Directions: Quote the listing below in its entirety.

Dataset entries:
*****

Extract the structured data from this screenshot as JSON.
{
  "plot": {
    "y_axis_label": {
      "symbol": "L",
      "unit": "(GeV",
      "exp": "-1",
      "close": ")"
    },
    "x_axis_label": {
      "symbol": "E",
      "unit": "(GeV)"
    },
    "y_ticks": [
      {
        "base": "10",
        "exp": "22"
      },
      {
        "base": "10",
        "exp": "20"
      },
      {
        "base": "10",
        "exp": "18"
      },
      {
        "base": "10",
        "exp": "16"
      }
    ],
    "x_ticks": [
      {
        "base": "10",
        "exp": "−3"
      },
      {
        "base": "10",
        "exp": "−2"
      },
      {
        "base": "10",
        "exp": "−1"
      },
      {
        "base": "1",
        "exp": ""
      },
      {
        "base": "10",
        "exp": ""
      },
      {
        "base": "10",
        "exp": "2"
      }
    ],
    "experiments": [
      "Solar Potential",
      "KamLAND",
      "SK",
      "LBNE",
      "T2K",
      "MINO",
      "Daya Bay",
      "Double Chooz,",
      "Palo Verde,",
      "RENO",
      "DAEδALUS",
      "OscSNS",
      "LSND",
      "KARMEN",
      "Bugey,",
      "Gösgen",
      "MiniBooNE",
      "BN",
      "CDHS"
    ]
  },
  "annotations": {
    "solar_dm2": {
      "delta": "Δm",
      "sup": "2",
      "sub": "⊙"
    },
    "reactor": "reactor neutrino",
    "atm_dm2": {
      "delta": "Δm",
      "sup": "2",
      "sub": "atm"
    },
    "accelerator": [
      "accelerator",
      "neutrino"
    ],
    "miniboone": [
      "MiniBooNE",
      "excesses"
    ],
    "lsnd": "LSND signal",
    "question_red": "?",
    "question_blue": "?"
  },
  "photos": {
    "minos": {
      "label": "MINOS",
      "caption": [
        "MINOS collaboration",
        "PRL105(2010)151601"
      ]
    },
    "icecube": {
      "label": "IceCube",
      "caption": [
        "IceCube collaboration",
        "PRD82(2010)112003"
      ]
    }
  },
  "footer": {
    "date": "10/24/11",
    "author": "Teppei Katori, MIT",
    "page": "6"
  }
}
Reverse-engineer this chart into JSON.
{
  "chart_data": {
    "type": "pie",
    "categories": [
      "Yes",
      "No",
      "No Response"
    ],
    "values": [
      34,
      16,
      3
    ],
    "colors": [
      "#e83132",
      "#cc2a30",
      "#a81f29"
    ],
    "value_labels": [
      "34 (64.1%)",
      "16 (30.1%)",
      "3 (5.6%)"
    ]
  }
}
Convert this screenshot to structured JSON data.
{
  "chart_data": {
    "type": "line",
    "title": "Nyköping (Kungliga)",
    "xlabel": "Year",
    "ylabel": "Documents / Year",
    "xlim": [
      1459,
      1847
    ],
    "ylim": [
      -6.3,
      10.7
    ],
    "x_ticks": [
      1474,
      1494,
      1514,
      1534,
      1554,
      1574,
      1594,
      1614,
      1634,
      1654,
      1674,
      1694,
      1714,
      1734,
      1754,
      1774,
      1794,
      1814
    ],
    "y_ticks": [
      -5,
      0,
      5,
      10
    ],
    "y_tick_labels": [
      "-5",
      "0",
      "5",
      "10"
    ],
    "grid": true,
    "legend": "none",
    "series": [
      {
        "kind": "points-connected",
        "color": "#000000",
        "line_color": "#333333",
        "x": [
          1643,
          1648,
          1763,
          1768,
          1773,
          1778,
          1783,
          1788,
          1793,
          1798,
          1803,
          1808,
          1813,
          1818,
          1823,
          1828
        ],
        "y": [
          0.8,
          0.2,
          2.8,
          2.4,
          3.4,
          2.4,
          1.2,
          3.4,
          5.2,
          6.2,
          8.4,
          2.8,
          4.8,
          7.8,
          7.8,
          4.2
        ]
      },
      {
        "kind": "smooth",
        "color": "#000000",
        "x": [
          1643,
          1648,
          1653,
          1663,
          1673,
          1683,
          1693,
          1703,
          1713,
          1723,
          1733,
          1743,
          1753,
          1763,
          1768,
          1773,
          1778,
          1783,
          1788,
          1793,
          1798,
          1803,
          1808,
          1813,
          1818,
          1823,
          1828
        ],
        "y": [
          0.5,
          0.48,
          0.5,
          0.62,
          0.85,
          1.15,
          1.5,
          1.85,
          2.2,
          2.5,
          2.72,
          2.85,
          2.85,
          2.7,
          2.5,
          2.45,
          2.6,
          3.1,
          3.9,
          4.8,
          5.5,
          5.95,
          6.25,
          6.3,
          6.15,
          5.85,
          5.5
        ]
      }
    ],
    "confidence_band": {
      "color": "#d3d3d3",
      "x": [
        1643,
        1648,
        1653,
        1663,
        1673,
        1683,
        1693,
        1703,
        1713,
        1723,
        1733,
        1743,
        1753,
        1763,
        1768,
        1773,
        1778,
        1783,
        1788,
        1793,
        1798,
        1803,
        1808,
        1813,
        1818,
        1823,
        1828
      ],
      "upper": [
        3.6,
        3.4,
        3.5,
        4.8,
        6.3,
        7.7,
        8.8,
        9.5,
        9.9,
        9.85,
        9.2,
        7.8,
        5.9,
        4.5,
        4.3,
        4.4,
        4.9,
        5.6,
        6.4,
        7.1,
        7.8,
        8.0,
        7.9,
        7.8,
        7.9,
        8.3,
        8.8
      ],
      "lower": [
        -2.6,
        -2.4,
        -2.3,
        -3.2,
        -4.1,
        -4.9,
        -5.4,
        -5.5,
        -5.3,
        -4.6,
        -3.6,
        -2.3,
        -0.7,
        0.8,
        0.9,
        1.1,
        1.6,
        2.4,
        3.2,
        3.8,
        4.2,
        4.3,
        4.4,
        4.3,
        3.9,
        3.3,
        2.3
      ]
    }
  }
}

*****

Result below:
Extract the structured data from this screenshot as JSON.
{
  "plot": {
    "y_axis_label": {
      "symbol": "L",
      "unit": "(GeV",
      "exp": "-1",
      "close": ")"
    },
    "x_axis_label": {
      "symbol": "E",
      "unit": "(GeV)"
    },
    "y_ticks": [
      {
        "base": "10",
        "exp": "22"
      },
      {
        "base": "10",
        "exp": "20"
      },
      {
        "base": "10",
        "exp": "18"
      },
      {
        "base": "10",
        "exp": "16"
      }
    ],
    "x_ticks": [
      {
        "base": "10",
        "exp": "−3"
      },
      {
        "base": "10",
        "exp": "−2"
      },
      {
        "base": "10",
        "exp": "−1"
      },
      {
        "base": "1",
        "exp": ""
      },
      {
        "base": "10",
        "exp": ""
      },
      {
        "base": "10",
        "exp": "2"
      }
    ],
    "experiments": [
      "Solar Potential",
      "KamLAND",
      "SK",
      "LBNE",
      "T2K",
      "MINO",
      "Daya Bay",
      "Double Chooz,",
      "Palo Verde,",
      "RENO",
      "DAEδALUS",
      "OscSNS",
      "LSND",
      "KARMEN",
      "Bugey,",
      "Gösgen",
      "MiniBooNE",
      "BN",
      "CDHS"
    ]
  },
  "annotations": {
    "solar_dm2": {
      "delta": "Δm",
      "sup": "2",
      "sub": "⊙"
    },
    "reactor": "reactor neutrino",
    "atm_dm2": {
      "delta": "Δm",
      "sup": "2",
      "sub": "atm"
    },
    "accelerator": [
      "accelerator",
      "neutrino"
    ],
    "miniboone": [
      "MiniBooNE",
      "excesses"
    ],
    "lsnd": "LSND signal",
    "question_red": "?",
    "question_blue": "?"
  },
  "photos": {
    "minos": {
      "label": "MINOS",
      "caption": [
        "MINOS collaboration",
        "PRL105(2010)151601"
      ]
    },
    "icecube": {
      "label": "IceCube",
      "caption": [
        "IceCube collaboration",
        "PRD82(2010)112003"
      ]
    }
  },
  "footer": {
    "date": "10/24/11",
    "author": "Teppei Katori, MIT",
    "page": "6"
  }
}
Reverse-engineer this chart into JSON.
{
  "chart_data": {
    "type": "pie",
    "categories": [
      "Yes",
      "No",
      "No Response"
    ],
    "values": [
      34,
      16,
      3
    ],
    "colors": [
      "#e83132",
      "#cc2a30",
      "#a81f29"
    ],
    "value_labels": [
      "34 (64.1%)",
      "16 (30.1%)",
      "3 (5.6%)"
    ]
  }
}
Convert this screenshot to structured JSON data.
{
  "chart_data": {
    "type": "line",
    "title": "Nyköping (Kungliga)",
    "xlabel": "Year",
    "ylabel": "Documents / Year",
    "xlim": [
      1459,
      1847
    ],
    "ylim": [
      -6.3,
      10.7
    ],
    "x_ticks": [
      1474,
      1494,
      1514,
      1534,
      1554,
      1574,
      1594,
      1614,
      1634,
      1654,
      1674,
      1694,
      1714,
      1734,
      1754,
      1774,
      1794,
      1814
    ],
    "y_ticks": [
      -5,
      0,
      5,
      10
    ],
    "y_tick_labels": [
      "-5",
      "0",
      "5",
      "10"
    ],
    "grid": true,
    "legend": "none",
    "series": [
      {
        "kind": "points-connected",
        "color": "#000000",
        "line_color": "#333333",
        "x": [
          1643,
          1648,
          1763,
          1768,
          1773,
          1778,
          1783,
          1788,
          1793,
          1798,
          1803,
          1808,
          1813,
          1818,
          1823,
          1828
        ],
        "y": [
          0.8,
          0.2,
          2.8,
          2.4,
          3.4,
          2.4,
          1.2,
          3.4,
          5.2,
          6.2,
          8.4,
          2.8,
          4.8,
          7.8,
          7.8,
          4.2
        ]
      },
      {
        "kind": "smooth",
        "color": "#000000",
        "x": [
          1643,
          1648,
          1653,
          1663,
          1673,
          1683,
          1693,
          1703,
          1713,
          1723,
          1733,
          1743,
          1753,
          1763,
          1768,
          1773,
          1778,
          1783,
          1788,
          1793,
          1798,
          1803,
          1808,
          1813,
          1818,
          1823,
          1828
        ],
        "y": [
          0.5,
          0.48,
          0.5,
          0.62,
          0.85,
          1.15,
          1.5,
          1.85,
          2.2,
          2.5,
          2.72,
          2.85,
          2.85,
          2.7,
          2.5,
          2.45,
          2.6,
          3.1,
          3.9,
          4.8,
          5.5,
          5.95,
          6.25,
          6.3,
          6.15,
          5.85,
          5.5
        ]
      }
    ],
    "confidence_band": {
      "color": "#d3d3d3",
      "x": [
        1643,
        1648,
        1653,
        1663,
        1673,
        1683,
        1693,
        1703,
        1713,
        1723,
        1733,
        1743,
        1753,
        1763,
        1768,
        1773,
        1778,
        1783,
        1788,
        1793,
        1798,
        1803,
        1808,
        1813,
        1818,
        1823,
        1828
      ],
      "upper": [
        3.6,
        3.4,
        3.5,
        4.8,
        6.3,
        7.7,
        8.8,
        9.5,
        9.9,
        9.85,
        9.2,
        7.8,
        5.9,
        4.5,
        4.3,
        4.4,
        4.9,
        5.6,
        6.4,
        7.1,
        7.8,
        8.0,
        7.9,
        7.8,
        7.9,
        8.3,
        8.8
      ],
      "lower": [
        -2.6,
        -2.4,
        -2.3,
        -3.2,
        -4.1,
        -4.9,
        -5.4,
        -5.5,
        -5.3,
        -4.6,
        -3.6,
        -2.3,
        -0.7,
        0.8,
        0.9,
        1.1,
        1.6,
        2.4,
        3.2,
        3.8,
        4.2,
        4.3,
        4.4,
        4.3,
        3.9,
        3.3,
        2.3
      ]
    }
  }
}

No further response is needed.